►

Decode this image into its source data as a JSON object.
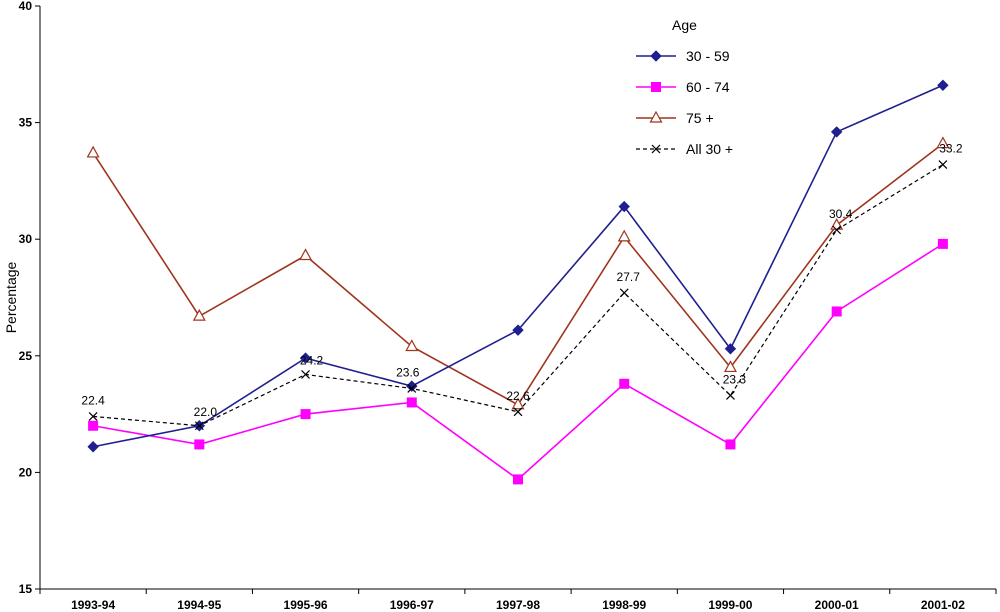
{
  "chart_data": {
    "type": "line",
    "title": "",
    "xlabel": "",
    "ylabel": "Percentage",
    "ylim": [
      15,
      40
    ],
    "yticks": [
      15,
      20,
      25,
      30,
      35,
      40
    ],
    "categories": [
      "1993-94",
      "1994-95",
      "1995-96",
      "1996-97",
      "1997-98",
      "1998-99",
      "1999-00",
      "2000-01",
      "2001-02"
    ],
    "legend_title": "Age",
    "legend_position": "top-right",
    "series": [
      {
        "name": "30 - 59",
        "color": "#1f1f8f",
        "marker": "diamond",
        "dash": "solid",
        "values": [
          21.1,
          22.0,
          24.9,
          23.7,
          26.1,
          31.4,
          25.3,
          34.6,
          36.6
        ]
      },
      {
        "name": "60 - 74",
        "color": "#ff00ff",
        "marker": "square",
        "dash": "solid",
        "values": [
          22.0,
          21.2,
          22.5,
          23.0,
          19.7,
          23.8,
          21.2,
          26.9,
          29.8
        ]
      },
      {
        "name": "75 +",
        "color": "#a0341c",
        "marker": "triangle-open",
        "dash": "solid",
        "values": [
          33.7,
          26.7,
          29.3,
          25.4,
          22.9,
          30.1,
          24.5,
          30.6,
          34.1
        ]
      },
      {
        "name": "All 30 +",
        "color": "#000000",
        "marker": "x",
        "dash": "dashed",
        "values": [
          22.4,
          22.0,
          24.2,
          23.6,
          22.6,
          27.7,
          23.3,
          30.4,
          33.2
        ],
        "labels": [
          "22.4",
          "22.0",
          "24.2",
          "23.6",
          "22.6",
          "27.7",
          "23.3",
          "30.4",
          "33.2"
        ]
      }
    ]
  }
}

◄
►

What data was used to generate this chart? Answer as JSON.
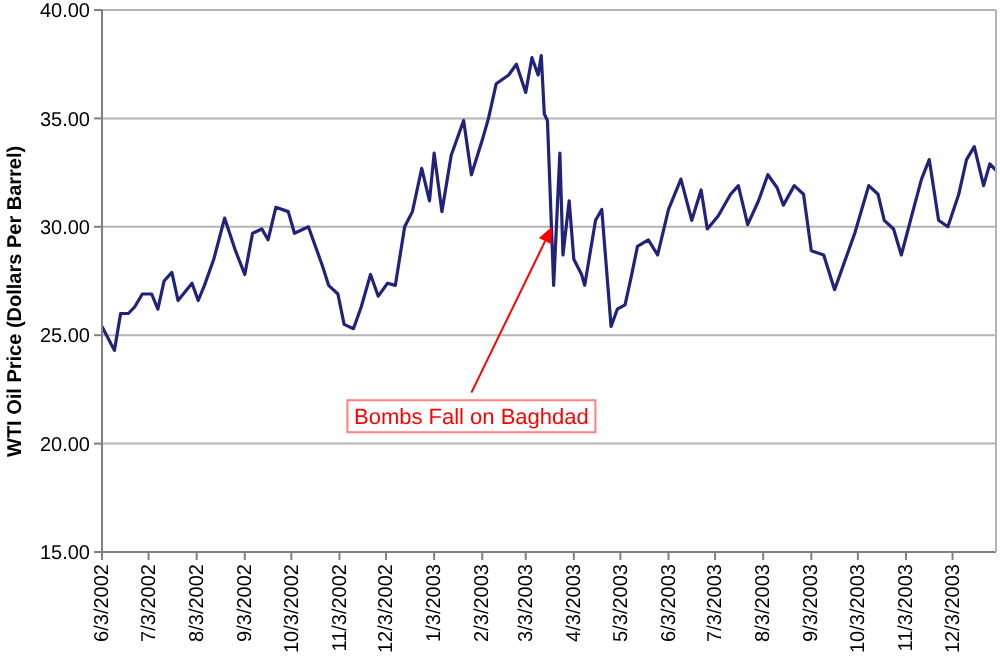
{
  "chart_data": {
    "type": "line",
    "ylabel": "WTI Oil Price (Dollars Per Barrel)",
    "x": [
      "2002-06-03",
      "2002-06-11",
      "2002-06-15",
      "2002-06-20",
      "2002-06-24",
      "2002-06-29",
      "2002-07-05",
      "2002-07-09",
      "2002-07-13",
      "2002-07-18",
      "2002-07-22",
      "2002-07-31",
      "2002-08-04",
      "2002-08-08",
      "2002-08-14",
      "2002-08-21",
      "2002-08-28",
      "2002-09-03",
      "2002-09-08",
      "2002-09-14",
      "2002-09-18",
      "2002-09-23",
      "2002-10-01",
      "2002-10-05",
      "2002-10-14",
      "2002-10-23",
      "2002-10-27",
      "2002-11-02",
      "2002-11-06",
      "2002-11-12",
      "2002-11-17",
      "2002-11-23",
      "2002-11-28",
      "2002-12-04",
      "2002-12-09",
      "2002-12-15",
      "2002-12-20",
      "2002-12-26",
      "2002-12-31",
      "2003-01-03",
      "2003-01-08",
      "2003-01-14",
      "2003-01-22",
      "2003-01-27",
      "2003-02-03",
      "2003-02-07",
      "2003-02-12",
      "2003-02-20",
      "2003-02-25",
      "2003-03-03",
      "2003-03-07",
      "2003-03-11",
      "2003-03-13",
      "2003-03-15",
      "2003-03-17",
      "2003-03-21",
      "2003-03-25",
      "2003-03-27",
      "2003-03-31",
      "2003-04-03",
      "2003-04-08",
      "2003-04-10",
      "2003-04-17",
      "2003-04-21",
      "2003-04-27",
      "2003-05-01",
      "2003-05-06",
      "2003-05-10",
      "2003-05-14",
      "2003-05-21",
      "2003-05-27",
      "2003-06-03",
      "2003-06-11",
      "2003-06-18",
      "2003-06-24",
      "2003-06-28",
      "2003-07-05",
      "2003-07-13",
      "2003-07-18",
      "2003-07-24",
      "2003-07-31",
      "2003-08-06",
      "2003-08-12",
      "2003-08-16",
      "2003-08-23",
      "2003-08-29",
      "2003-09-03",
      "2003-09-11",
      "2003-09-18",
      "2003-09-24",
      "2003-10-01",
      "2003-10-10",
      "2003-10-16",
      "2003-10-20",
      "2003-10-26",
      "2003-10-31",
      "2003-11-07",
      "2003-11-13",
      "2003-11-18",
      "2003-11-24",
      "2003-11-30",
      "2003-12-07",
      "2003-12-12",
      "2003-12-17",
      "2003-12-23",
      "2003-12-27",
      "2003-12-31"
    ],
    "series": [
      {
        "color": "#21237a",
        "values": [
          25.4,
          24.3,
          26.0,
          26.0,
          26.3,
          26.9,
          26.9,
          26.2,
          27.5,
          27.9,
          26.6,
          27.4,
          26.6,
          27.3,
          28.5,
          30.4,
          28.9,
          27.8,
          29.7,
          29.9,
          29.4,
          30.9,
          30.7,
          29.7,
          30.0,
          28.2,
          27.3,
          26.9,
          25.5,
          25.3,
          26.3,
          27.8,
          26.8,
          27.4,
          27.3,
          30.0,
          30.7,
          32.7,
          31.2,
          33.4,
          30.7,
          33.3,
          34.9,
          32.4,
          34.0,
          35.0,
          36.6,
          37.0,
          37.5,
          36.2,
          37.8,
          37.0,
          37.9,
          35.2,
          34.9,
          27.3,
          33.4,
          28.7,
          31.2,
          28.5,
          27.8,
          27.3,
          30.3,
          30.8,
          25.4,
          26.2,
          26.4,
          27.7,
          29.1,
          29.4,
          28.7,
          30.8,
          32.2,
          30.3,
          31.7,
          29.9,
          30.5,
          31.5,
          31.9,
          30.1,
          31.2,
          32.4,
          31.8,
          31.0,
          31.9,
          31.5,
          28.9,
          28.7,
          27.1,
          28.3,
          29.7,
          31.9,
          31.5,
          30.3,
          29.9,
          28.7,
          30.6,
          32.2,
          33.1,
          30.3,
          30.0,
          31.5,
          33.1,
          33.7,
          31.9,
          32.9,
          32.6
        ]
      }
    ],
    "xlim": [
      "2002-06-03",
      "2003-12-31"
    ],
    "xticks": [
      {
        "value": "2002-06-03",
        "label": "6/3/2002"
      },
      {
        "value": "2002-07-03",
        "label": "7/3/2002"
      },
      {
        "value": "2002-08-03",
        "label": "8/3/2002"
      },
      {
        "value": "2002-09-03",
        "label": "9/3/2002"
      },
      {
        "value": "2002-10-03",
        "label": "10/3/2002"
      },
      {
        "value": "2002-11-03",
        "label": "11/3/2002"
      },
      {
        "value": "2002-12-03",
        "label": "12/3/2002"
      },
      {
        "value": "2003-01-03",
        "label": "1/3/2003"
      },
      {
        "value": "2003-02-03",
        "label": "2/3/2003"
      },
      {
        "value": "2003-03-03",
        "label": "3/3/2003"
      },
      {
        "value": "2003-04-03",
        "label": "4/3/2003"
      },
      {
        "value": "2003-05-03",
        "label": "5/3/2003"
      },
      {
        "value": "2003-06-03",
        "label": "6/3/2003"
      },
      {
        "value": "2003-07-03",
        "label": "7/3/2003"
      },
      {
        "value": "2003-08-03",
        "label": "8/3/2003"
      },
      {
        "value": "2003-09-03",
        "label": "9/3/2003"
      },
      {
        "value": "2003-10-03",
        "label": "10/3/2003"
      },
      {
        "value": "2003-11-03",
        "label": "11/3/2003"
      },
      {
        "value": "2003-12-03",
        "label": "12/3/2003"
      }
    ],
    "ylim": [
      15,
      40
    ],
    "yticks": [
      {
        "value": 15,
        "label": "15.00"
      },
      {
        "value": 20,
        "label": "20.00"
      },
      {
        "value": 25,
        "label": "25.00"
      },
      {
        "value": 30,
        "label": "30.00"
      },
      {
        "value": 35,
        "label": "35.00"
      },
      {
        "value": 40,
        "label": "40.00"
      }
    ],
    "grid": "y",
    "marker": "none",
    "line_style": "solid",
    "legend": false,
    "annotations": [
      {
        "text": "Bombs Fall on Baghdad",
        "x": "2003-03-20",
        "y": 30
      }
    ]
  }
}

◄

EXERCISE OBJECTIVE:
From the records above, pick out and copy each line holding the word "color".

EXPECTED OUTPUT:
        "color": "#1f1f8f",
        "color": "#ff00ff",
        "color": "#a0341c",
        "color": "#000000",
        "color": "#21237a",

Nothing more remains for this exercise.